Dataset rows
╔══

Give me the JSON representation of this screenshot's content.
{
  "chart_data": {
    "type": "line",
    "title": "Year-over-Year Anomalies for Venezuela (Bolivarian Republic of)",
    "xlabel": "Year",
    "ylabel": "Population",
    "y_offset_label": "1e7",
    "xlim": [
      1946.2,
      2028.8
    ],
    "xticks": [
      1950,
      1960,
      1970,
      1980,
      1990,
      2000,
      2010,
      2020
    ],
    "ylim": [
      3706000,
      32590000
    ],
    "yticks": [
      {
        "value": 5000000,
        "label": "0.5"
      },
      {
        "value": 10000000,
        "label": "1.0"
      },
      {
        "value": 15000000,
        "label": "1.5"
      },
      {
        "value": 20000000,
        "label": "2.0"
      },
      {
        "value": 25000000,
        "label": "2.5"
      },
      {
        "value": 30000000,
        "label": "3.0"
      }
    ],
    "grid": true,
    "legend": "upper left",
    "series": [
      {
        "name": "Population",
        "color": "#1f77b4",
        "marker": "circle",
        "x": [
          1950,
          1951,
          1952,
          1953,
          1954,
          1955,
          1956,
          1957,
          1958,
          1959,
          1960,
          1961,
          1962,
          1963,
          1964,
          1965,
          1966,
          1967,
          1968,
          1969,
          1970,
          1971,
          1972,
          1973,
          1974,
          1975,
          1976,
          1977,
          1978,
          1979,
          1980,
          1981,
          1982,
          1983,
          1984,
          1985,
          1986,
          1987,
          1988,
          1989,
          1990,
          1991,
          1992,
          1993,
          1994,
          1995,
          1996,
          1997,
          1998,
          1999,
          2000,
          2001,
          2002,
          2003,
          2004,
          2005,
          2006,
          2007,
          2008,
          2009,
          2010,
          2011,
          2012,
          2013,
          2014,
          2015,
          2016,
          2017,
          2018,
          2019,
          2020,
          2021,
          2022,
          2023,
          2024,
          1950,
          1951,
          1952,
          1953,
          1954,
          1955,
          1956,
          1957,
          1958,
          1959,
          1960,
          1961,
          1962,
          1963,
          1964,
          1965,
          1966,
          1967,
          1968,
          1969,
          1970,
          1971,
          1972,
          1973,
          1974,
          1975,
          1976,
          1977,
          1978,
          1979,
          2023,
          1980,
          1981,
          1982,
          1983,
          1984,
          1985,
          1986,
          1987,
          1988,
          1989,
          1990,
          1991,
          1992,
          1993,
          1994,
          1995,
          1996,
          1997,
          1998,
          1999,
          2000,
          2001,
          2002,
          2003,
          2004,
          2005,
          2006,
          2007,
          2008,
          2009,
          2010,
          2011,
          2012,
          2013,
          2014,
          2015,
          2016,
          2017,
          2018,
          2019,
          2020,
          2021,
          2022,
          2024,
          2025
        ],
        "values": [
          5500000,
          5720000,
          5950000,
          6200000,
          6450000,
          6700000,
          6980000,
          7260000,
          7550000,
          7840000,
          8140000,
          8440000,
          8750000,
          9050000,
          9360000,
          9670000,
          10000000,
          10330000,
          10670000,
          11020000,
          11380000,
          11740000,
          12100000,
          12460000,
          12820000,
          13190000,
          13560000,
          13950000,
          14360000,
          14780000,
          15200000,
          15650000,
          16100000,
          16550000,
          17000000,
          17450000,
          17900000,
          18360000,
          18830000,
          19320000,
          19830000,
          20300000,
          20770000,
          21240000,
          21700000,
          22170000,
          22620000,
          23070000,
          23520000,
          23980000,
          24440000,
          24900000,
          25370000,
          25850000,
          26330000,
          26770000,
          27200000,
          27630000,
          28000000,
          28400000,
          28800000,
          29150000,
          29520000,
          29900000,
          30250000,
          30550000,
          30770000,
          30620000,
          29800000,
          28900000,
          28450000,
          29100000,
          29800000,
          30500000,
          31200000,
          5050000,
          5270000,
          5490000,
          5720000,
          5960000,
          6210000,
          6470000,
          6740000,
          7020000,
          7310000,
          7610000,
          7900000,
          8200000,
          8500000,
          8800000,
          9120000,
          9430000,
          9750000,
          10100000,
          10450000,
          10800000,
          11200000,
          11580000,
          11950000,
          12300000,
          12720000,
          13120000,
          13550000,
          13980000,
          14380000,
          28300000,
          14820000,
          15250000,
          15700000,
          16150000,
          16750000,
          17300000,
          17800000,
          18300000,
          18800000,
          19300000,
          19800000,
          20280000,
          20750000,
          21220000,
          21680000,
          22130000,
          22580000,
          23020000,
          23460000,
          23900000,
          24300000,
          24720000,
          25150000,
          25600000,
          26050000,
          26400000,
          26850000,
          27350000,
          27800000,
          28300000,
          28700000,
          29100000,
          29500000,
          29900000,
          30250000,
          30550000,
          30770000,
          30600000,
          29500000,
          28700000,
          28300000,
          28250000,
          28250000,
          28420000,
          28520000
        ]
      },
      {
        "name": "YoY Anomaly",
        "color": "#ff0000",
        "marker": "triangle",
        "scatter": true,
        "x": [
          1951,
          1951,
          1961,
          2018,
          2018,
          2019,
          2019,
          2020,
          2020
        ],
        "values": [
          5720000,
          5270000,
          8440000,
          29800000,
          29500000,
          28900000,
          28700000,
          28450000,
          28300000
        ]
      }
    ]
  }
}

╚══

■ **WRITTEN TASK**
Repeat the records above exactly, from the first line to the last.

■ **OUTPUT FOR THIS EXERCISE**
Give me the JSON representation of this screenshot's content.
{
  "chart_data": {
    "type": "line",
    "title": "Year-over-Year Anomalies for Venezuela (Bolivarian Republic of)",
    "xlabel": "Year",
    "ylabel": "Population",
    "y_offset_label": "1e7",
    "xlim": [
      1946.2,
      2028.8
    ],
    "xticks": [
      1950,
      1960,
      1970,
      1980,
      1990,
      2000,
      2010,
      2020
    ],
    "ylim": [
      3706000,
      32590000
    ],
    "yticks": [
      {
        "value": 5000000,
        "label": "0.5"
      },
      {
        "value": 10000000,
        "label": "1.0"
      },
      {
        "value": 15000000,
        "label": "1.5"
      },
      {
        "value": 20000000,
        "label": "2.0"
      },
      {
        "value": 25000000,
        "label": "2.5"
      },
      {
        "value": 30000000,
        "label": "3.0"
      }
    ],
    "grid": true,
    "legend": "upper left",
    "series": [
      {
        "name": "Population",
        "color": "#1f77b4",
        "marker": "circle",
        "x": [
          1950,
          1951,
          1952,
          1953,
          1954,
          1955,
          1956,
          1957,
          1958,
          1959,
          1960,
          1961,
          1962,
          1963,
          1964,
          1965,
          1966,
          1967,
          1968,
          1969,
          1970,
          1971,
          1972,
          1973,
          1974,
          1975,
          1976,
          1977,
          1978,
          1979,
          1980,
          1981,
          1982,
          1983,
          1984,
          1985,
          1986,
          1987,
          1988,
          1989,
          1990,
          1991,
          1992,
          1993,
          1994,
          1995,
          1996,
          1997,
          1998,
          1999,
          2000,
          2001,
          2002,
          2003,
          2004,
          2005,
          2006,
          2007,
          2008,
          2009,
          2010,
          2011,
          2012,
          2013,
          2014,
          2015,
          2016,
          2017,
          2018,
          2019,
          2020,
          2021,
          2022,
          2023,
          2024,
          1950,
          1951,
          1952,
          1953,
          1954,
          1955,
          1956,
          1957,
          1958,
          1959,
          1960,
          1961,
          1962,
          1963,
          1964,
          1965,
          1966,
          1967,
          1968,
          1969,
          1970,
          1971,
          1972,
          1973,
          1974,
          1975,
          1976,
          1977,
          1978,
          1979,
          2023,
          1980,
          1981,
          1982,
          1983,
          1984,
          1985,
          1986,
          1987,
          1988,
          1989,
          1990,
          1991,
          1992,
          1993,
          1994,
          1995,
          1996,
          1997,
          1998,
          1999,
          2000,
          2001,
          2002,
          2003,
          2004,
          2005,
          2006,
          2007,
          2008,
          2009,
          2010,
          2011,
          2012,
          2013,
          2014,
          2015,
          2016,
          2017,
          2018,
          2019,
          2020,
          2021,
          2022,
          2024,
          2025
        ],
        "values": [
          5500000,
          5720000,
          5950000,
          6200000,
          6450000,
          6700000,
          6980000,
          7260000,
          7550000,
          7840000,
          8140000,
          8440000,
          8750000,
          9050000,
          9360000,
          9670000,
          10000000,
          10330000,
          10670000,
          11020000,
          11380000,
          11740000,
          12100000,
          12460000,
          12820000,
          13190000,
          13560000,
          13950000,
          14360000,
          14780000,
          15200000,
          15650000,
          16100000,
          16550000,
          17000000,
          17450000,
          17900000,
          18360000,
          18830000,
          19320000,
          19830000,
          20300000,
          20770000,
          21240000,
          21700000,
          22170000,
          22620000,
          23070000,
          23520000,
          23980000,
          24440000,
          24900000,
          25370000,
          25850000,
          26330000,
          26770000,
          27200000,
          27630000,
          28000000,
          28400000,
          28800000,
          29150000,
          29520000,
          29900000,
          30250000,
          30550000,
          30770000,
          30620000,
          29800000,
          28900000,
          28450000,
          29100000,
          29800000,
          30500000,
          31200000,
          5050000,
          5270000,
          5490000,
          5720000,
          5960000,
          6210000,
          6470000,
          6740000,
          7020000,
          7310000,
          7610000,
          7900000,
          8200000,
          8500000,
          8800000,
          9120000,
          9430000,
          9750000,
          10100000,
          10450000,
          10800000,
          11200000,
          11580000,
          11950000,
          12300000,
          12720000,
          13120000,
          13550000,
          13980000,
          14380000,
          28300000,
          14820000,
          15250000,
          15700000,
          16150000,
          16750000,
          17300000,
          17800000,
          18300000,
          18800000,
          19300000,
          19800000,
          20280000,
          20750000,
          21220000,
          21680000,
          22130000,
          22580000,
          23020000,
          23460000,
          23900000,
          24300000,
          24720000,
          25150000,
          25600000,
          26050000,
          26400000,
          26850000,
          27350000,
          27800000,
          28300000,
          28700000,
          29100000,
          29500000,
          29900000,
          30250000,
          30550000,
          30770000,
          30600000,
          29500000,
          28700000,
          28300000,
          28250000,
          28250000,
          28420000,
          28520000
        ]
      },
      {
        "name": "YoY Anomaly",
        "color": "#ff0000",
        "marker": "triangle",
        "scatter": true,
        "x": [
          1951,
          1951,
          1961,
          2018,
          2018,
          2019,
          2019,
          2020,
          2020
        ],
        "values": [
          5720000,
          5270000,
          8440000,
          29800000,
          29500000,
          28900000,
          28700000,
          28450000,
          28300000
        ]
      }
    ]
  }
}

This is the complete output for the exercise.